**GOAL**
Omit the images, then print each record below exactly as it reads.

**RECORDS TO PROCESS**
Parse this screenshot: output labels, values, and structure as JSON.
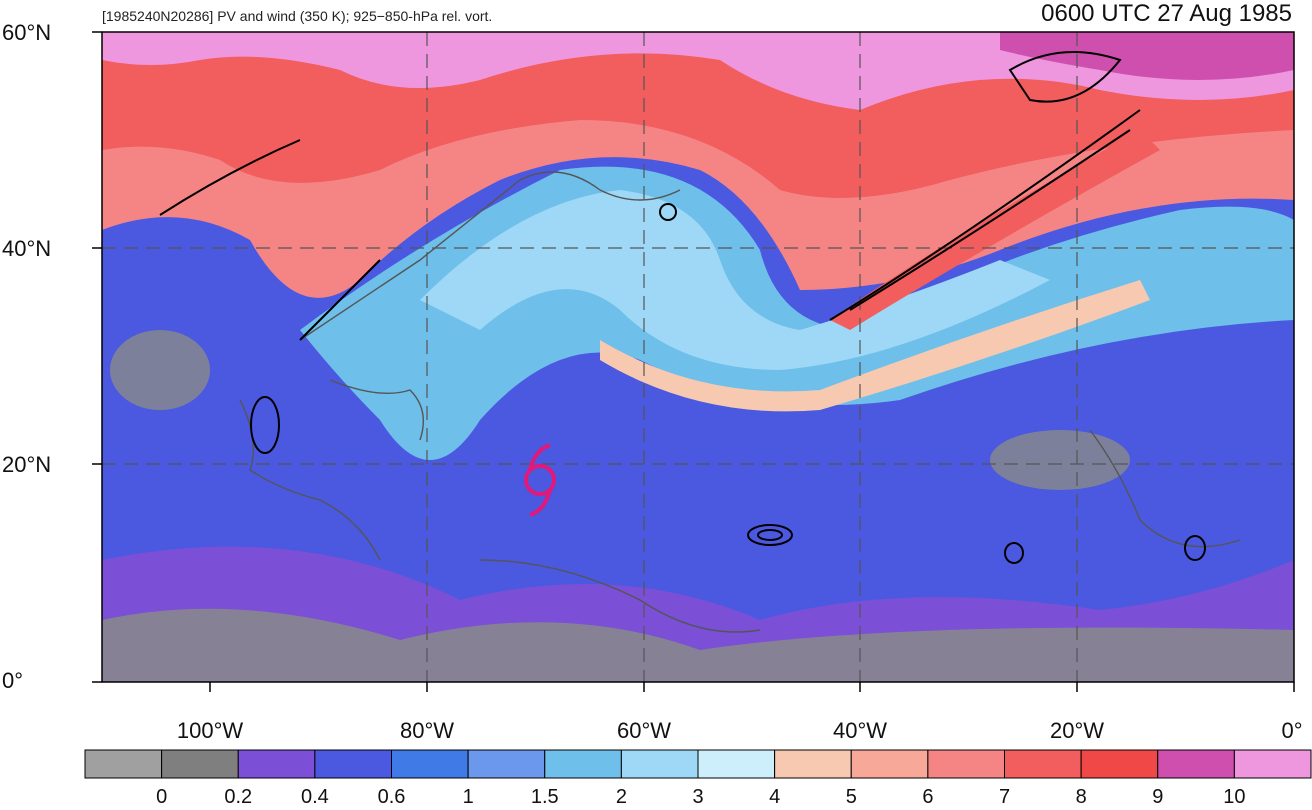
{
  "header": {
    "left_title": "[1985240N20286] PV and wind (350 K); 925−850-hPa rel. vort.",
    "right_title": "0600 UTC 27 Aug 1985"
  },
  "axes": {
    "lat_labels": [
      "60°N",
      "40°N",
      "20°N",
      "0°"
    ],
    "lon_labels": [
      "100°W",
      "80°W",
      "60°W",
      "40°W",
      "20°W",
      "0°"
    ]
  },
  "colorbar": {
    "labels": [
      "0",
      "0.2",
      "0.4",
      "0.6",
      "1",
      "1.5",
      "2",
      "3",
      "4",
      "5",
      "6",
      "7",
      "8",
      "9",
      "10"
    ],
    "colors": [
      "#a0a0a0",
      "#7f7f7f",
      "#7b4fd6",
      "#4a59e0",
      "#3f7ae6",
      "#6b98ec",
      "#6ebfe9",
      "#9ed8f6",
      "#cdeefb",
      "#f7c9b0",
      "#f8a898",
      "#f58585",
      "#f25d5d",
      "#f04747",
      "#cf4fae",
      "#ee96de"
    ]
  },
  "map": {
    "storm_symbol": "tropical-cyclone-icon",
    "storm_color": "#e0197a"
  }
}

**SOLUTION**
Parse this screenshot: output labels, values, and structure as JSON.
{
  "header": {
    "left_title": "[1985240N20286] PV and wind (350 K); 925−850-hPa rel. vort.",
    "right_title": "0600 UTC 27 Aug 1985"
  },
  "axes": {
    "lat_labels": [
      "60°N",
      "40°N",
      "20°N",
      "0°"
    ],
    "lon_labels": [
      "100°W",
      "80°W",
      "60°W",
      "40°W",
      "20°W",
      "0°"
    ]
  },
  "colorbar": {
    "labels": [
      "0",
      "0.2",
      "0.4",
      "0.6",
      "1",
      "1.5",
      "2",
      "3",
      "4",
      "5",
      "6",
      "7",
      "8",
      "9",
      "10"
    ],
    "colors": [
      "#a0a0a0",
      "#7f7f7f",
      "#7b4fd6",
      "#4a59e0",
      "#3f7ae6",
      "#6b98ec",
      "#6ebfe9",
      "#9ed8f6",
      "#cdeefb",
      "#f7c9b0",
      "#f8a898",
      "#f58585",
      "#f25d5d",
      "#f04747",
      "#cf4fae",
      "#ee96de"
    ]
  },
  "map": {
    "storm_symbol": "tropical-cyclone-icon",
    "storm_color": "#e0197a"
  }
}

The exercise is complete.